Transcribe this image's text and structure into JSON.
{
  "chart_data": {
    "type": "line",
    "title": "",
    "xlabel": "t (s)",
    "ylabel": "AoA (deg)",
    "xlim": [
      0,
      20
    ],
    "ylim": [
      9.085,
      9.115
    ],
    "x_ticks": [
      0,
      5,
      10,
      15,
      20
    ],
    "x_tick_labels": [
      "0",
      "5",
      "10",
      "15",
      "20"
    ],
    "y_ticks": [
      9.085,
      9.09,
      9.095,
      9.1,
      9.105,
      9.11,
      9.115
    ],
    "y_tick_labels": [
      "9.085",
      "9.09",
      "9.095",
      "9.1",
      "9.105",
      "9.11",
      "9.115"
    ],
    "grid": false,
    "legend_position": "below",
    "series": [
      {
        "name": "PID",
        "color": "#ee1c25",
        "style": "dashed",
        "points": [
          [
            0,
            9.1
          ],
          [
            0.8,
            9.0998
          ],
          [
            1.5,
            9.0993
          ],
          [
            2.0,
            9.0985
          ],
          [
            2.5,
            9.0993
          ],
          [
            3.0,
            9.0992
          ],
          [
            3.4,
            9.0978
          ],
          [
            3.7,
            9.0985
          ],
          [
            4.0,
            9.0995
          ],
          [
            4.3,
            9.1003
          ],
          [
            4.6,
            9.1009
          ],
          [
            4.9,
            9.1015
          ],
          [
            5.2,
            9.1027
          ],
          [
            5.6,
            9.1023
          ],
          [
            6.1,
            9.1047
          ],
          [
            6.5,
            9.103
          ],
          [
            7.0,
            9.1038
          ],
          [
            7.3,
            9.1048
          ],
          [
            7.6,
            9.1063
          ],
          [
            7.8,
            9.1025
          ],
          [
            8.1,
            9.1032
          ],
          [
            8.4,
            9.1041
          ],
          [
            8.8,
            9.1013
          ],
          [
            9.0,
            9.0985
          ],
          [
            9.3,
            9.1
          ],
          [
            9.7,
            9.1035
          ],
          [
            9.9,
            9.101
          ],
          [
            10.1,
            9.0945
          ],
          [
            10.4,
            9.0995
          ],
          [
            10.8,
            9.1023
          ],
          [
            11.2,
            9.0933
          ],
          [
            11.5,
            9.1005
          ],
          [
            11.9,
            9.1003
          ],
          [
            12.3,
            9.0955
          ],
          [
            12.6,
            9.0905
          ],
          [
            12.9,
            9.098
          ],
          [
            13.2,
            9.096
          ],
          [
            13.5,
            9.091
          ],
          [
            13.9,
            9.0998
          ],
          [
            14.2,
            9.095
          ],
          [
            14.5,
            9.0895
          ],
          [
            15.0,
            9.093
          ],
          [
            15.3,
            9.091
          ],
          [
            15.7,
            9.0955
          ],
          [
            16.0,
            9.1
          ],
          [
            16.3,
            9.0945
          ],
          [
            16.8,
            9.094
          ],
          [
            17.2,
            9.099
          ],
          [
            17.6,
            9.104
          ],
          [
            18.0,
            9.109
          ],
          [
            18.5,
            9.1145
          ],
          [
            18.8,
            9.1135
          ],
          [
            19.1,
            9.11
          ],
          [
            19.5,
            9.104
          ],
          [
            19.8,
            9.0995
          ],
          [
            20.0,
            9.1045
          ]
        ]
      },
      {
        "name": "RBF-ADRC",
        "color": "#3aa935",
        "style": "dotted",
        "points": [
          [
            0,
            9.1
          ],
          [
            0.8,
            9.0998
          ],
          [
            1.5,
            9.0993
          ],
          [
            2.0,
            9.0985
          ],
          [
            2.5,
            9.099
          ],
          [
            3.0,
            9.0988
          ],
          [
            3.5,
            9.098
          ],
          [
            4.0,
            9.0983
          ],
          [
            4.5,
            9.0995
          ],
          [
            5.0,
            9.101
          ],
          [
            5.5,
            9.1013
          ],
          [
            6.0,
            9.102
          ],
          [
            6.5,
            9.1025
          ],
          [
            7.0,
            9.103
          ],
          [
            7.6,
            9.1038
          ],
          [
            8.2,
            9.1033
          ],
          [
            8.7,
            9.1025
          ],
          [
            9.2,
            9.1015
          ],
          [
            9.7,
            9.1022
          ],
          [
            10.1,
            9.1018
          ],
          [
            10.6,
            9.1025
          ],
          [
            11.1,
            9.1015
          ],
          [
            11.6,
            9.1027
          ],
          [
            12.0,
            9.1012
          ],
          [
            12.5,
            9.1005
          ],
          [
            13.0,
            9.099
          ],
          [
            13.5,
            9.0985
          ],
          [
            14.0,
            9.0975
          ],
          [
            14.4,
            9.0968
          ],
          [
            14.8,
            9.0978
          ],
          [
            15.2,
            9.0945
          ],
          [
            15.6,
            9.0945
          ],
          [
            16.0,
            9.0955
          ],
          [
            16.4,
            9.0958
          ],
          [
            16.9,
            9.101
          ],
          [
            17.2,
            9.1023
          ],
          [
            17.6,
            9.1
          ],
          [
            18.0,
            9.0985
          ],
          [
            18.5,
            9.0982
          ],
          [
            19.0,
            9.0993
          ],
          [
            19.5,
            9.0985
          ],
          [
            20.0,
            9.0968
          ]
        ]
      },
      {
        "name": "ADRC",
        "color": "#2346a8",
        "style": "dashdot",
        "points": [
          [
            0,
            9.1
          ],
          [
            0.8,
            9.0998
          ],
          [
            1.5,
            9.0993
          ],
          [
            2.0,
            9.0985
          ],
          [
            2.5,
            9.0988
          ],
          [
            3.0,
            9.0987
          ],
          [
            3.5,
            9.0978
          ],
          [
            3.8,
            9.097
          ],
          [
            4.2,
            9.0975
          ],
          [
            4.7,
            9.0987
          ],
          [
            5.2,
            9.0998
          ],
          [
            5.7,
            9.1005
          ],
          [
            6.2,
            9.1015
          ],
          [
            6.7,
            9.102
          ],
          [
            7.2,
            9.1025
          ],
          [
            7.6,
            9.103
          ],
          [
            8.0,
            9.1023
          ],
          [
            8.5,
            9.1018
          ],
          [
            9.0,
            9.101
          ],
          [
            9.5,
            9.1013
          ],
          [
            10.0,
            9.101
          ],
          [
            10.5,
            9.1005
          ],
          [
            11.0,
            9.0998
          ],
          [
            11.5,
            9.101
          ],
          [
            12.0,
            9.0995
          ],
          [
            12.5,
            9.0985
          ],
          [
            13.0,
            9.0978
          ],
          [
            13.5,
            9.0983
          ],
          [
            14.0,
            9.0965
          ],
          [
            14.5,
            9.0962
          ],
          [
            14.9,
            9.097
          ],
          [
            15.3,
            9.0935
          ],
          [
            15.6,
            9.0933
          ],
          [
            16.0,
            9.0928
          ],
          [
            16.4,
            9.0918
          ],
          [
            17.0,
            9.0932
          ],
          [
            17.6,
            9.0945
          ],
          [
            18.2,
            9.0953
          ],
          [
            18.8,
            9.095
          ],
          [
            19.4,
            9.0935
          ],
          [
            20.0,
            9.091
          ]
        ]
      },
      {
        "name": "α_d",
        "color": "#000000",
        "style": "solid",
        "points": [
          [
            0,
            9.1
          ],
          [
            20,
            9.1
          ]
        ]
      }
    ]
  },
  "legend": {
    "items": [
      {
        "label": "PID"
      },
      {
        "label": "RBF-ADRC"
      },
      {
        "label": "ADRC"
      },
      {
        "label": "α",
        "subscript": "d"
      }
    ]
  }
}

:::::

- **Work to complete**: Reproduce the material exactly, with every line intact.

- **Task solution**:
Transcribe this image's text and structure into JSON.
{
  "chart_data": {
    "type": "line",
    "title": "",
    "xlabel": "t (s)",
    "ylabel": "AoA (deg)",
    "xlim": [
      0,
      20
    ],
    "ylim": [
      9.085,
      9.115
    ],
    "x_ticks": [
      0,
      5,
      10,
      15,
      20
    ],
    "x_tick_labels": [
      "0",
      "5",
      "10",
      "15",
      "20"
    ],
    "y_ticks": [
      9.085,
      9.09,
      9.095,
      9.1,
      9.105,
      9.11,
      9.115
    ],
    "y_tick_labels": [
      "9.085",
      "9.09",
      "9.095",
      "9.1",
      "9.105",
      "9.11",
      "9.115"
    ],
    "grid": false,
    "legend_position": "below",
    "series": [
      {
        "name": "PID",
        "color": "#ee1c25",
        "style": "dashed",
        "points": [
          [
            0,
            9.1
          ],
          [
            0.8,
            9.0998
          ],
          [
            1.5,
            9.0993
          ],
          [
            2.0,
            9.0985
          ],
          [
            2.5,
            9.0993
          ],
          [
            3.0,
            9.0992
          ],
          [
            3.4,
            9.0978
          ],
          [
            3.7,
            9.0985
          ],
          [
            4.0,
            9.0995
          ],
          [
            4.3,
            9.1003
          ],
          [
            4.6,
            9.1009
          ],
          [
            4.9,
            9.1015
          ],
          [
            5.2,
            9.1027
          ],
          [
            5.6,
            9.1023
          ],
          [
            6.1,
            9.1047
          ],
          [
            6.5,
            9.103
          ],
          [
            7.0,
            9.1038
          ],
          [
            7.3,
            9.1048
          ],
          [
            7.6,
            9.1063
          ],
          [
            7.8,
            9.1025
          ],
          [
            8.1,
            9.1032
          ],
          [
            8.4,
            9.1041
          ],
          [
            8.8,
            9.1013
          ],
          [
            9.0,
            9.0985
          ],
          [
            9.3,
            9.1
          ],
          [
            9.7,
            9.1035
          ],
          [
            9.9,
            9.101
          ],
          [
            10.1,
            9.0945
          ],
          [
            10.4,
            9.0995
          ],
          [
            10.8,
            9.1023
          ],
          [
            11.2,
            9.0933
          ],
          [
            11.5,
            9.1005
          ],
          [
            11.9,
            9.1003
          ],
          [
            12.3,
            9.0955
          ],
          [
            12.6,
            9.0905
          ],
          [
            12.9,
            9.098
          ],
          [
            13.2,
            9.096
          ],
          [
            13.5,
            9.091
          ],
          [
            13.9,
            9.0998
          ],
          [
            14.2,
            9.095
          ],
          [
            14.5,
            9.0895
          ],
          [
            15.0,
            9.093
          ],
          [
            15.3,
            9.091
          ],
          [
            15.7,
            9.0955
          ],
          [
            16.0,
            9.1
          ],
          [
            16.3,
            9.0945
          ],
          [
            16.8,
            9.094
          ],
          [
            17.2,
            9.099
          ],
          [
            17.6,
            9.104
          ],
          [
            18.0,
            9.109
          ],
          [
            18.5,
            9.1145
          ],
          [
            18.8,
            9.1135
          ],
          [
            19.1,
            9.11
          ],
          [
            19.5,
            9.104
          ],
          [
            19.8,
            9.0995
          ],
          [
            20.0,
            9.1045
          ]
        ]
      },
      {
        "name": "RBF-ADRC",
        "color": "#3aa935",
        "style": "dotted",
        "points": [
          [
            0,
            9.1
          ],
          [
            0.8,
            9.0998
          ],
          [
            1.5,
            9.0993
          ],
          [
            2.0,
            9.0985
          ],
          [
            2.5,
            9.099
          ],
          [
            3.0,
            9.0988
          ],
          [
            3.5,
            9.098
          ],
          [
            4.0,
            9.0983
          ],
          [
            4.5,
            9.0995
          ],
          [
            5.0,
            9.101
          ],
          [
            5.5,
            9.1013
          ],
          [
            6.0,
            9.102
          ],
          [
            6.5,
            9.1025
          ],
          [
            7.0,
            9.103
          ],
          [
            7.6,
            9.1038
          ],
          [
            8.2,
            9.1033
          ],
          [
            8.7,
            9.1025
          ],
          [
            9.2,
            9.1015
          ],
          [
            9.7,
            9.1022
          ],
          [
            10.1,
            9.1018
          ],
          [
            10.6,
            9.1025
          ],
          [
            11.1,
            9.1015
          ],
          [
            11.6,
            9.1027
          ],
          [
            12.0,
            9.1012
          ],
          [
            12.5,
            9.1005
          ],
          [
            13.0,
            9.099
          ],
          [
            13.5,
            9.0985
          ],
          [
            14.0,
            9.0975
          ],
          [
            14.4,
            9.0968
          ],
          [
            14.8,
            9.0978
          ],
          [
            15.2,
            9.0945
          ],
          [
            15.6,
            9.0945
          ],
          [
            16.0,
            9.0955
          ],
          [
            16.4,
            9.0958
          ],
          [
            16.9,
            9.101
          ],
          [
            17.2,
            9.1023
          ],
          [
            17.6,
            9.1
          ],
          [
            18.0,
            9.0985
          ],
          [
            18.5,
            9.0982
          ],
          [
            19.0,
            9.0993
          ],
          [
            19.5,
            9.0985
          ],
          [
            20.0,
            9.0968
          ]
        ]
      },
      {
        "name": "ADRC",
        "color": "#2346a8",
        "style": "dashdot",
        "points": [
          [
            0,
            9.1
          ],
          [
            0.8,
            9.0998
          ],
          [
            1.5,
            9.0993
          ],
          [
            2.0,
            9.0985
          ],
          [
            2.5,
            9.0988
          ],
          [
            3.0,
            9.0987
          ],
          [
            3.5,
            9.0978
          ],
          [
            3.8,
            9.097
          ],
          [
            4.2,
            9.0975
          ],
          [
            4.7,
            9.0987
          ],
          [
            5.2,
            9.0998
          ],
          [
            5.7,
            9.1005
          ],
          [
            6.2,
            9.1015
          ],
          [
            6.7,
            9.102
          ],
          [
            7.2,
            9.1025
          ],
          [
            7.6,
            9.103
          ],
          [
            8.0,
            9.1023
          ],
          [
            8.5,
            9.1018
          ],
          [
            9.0,
            9.101
          ],
          [
            9.5,
            9.1013
          ],
          [
            10.0,
            9.101
          ],
          [
            10.5,
            9.1005
          ],
          [
            11.0,
            9.0998
          ],
          [
            11.5,
            9.101
          ],
          [
            12.0,
            9.0995
          ],
          [
            12.5,
            9.0985
          ],
          [
            13.0,
            9.0978
          ],
          [
            13.5,
            9.0983
          ],
          [
            14.0,
            9.0965
          ],
          [
            14.5,
            9.0962
          ],
          [
            14.9,
            9.097
          ],
          [
            15.3,
            9.0935
          ],
          [
            15.6,
            9.0933
          ],
          [
            16.0,
            9.0928
          ],
          [
            16.4,
            9.0918
          ],
          [
            17.0,
            9.0932
          ],
          [
            17.6,
            9.0945
          ],
          [
            18.2,
            9.0953
          ],
          [
            18.8,
            9.095
          ],
          [
            19.4,
            9.0935
          ],
          [
            20.0,
            9.091
          ]
        ]
      },
      {
        "name": "α_d",
        "color": "#000000",
        "style": "solid",
        "points": [
          [
            0,
            9.1
          ],
          [
            20,
            9.1
          ]
        ]
      }
    ]
  },
  "legend": {
    "items": [
      {
        "label": "PID"
      },
      {
        "label": "RBF-ADRC"
      },
      {
        "label": "ADRC"
      },
      {
        "label": "α",
        "subscript": "d"
      }
    ]
  }
}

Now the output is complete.